Task goal —
Each entry must be given again exactly; images do not belong in the copy.

-- -- --

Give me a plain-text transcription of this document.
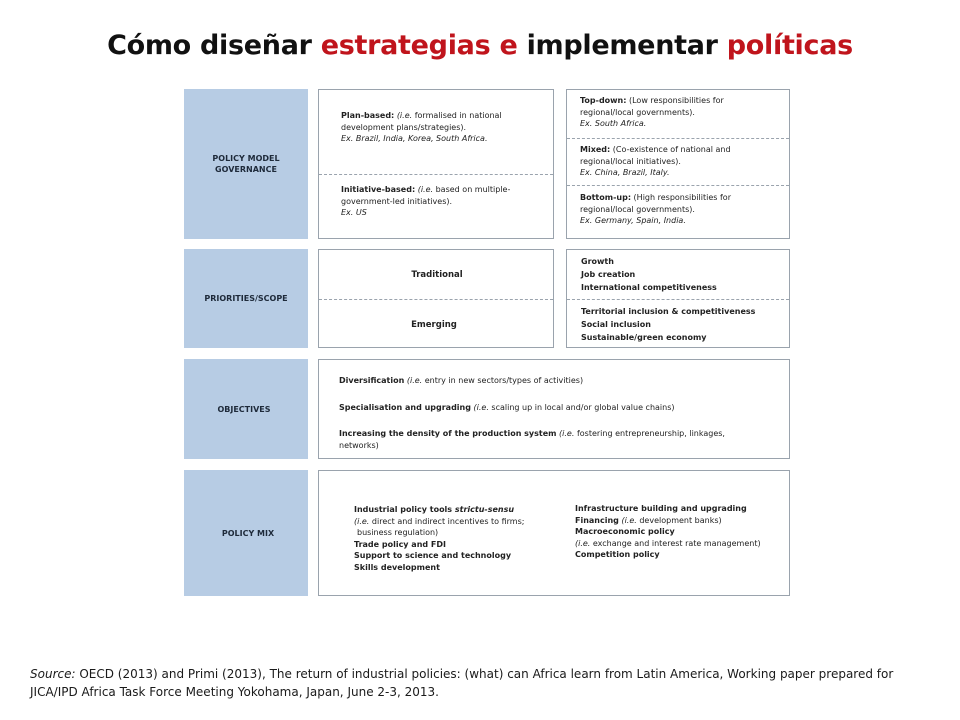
Cómo diseñar estrategias e implementar políticas
POLICY MODEL GOVERNANCE
Plan-based: (i.e. formalised in national development plans/strategies).
Ex. Brazil, India, Korea, South Africa.
Initiative-based: (i.e. based on multiple-government-led initiatives).
Ex. US
Top-down: (Low responsibilities for regional/local governments).
Ex. South Africa.
Mixed: (Co-existence of national and regional/local initiatives).
Ex. China, Brazil, Italy.
Bottom-up: (High responsibilities for regional/local governments).
Ex. Germany, Spain, India.
PRIORITIES/SCOPE
Traditional
Emerging
Growth
Job creation
International competitiveness
Territorial inclusion & competitiveness
Social inclusion
Sustainable/green economy
OBJECTIVES
Diversification (i.e. entry in new sectors/types of activities)
Specialisation and upgrading (i.e. scaling up in local and/or global value chains)
Increasing the density of the production system (i.e. fostering entrepreneurship, linkages, networks)
POLICY MIX
Industrial policy tools strictu-sensu
(i.e. direct and indirect incentives to firms;
business regulation)
Trade policy and FDI
Support to science and technology
Skills development
Infrastructure building and upgrading
Financing (i.e. development banks)
Macroeconomic policy
(i.e. exchange and interest rate management)
Competition policy
Source: OECD (2013) and Primi (2013), The return of industrial policies: (what) can Africa learn from Latin America, Working paper prepared for JICA/IPD Africa Task Force Meeting Yokohama, Japan, June 2-3, 2013.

-- -- --

Response to the exercise —
Give me a plain-text transcription of this document.
Cómo diseñar estrategias e implementar políticas
POLICY MODEL GOVERNANCE
Plan-based: (i.e. formalised in national development plans/strategies).
Ex. Brazil, India, Korea, South Africa.
Initiative-based: (i.e. based on multiple-government-led initiatives).
Ex. US
Top-down: (Low responsibilities for regional/local governments).
Ex. South Africa.
Mixed: (Co-existence of national and regional/local initiatives).
Ex. China, Brazil, Italy.
Bottom-up: (High responsibilities for regional/local governments).
Ex. Germany, Spain, India.
PRIORITIES/SCOPE
Traditional
Emerging
Growth
Job creation
International competitiveness
Territorial inclusion & competitiveness
Social inclusion
Sustainable/green economy
OBJECTIVES
Diversification (i.e. entry in new sectors/types of activities)
Specialisation and upgrading (i.e. scaling up in local and/or global value chains)
Increasing the density of the production system (i.e. fostering entrepreneurship, linkages, networks)
POLICY MIX
Industrial policy tools strictu-sensu
(i.e. direct and indirect incentives to firms;
business regulation)
Trade policy and FDI
Support to science and technology
Skills development
Infrastructure building and upgrading
Financing (i.e. development banks)
Macroeconomic policy
(i.e. exchange and interest rate management)
Competition policy
Source: OECD (2013) and Primi (2013), The return of industrial policies: (what) can Africa learn from Latin America, Working paper prepared for JICA/IPD Africa Task Force Meeting Yokohama, Japan, June 2-3, 2013.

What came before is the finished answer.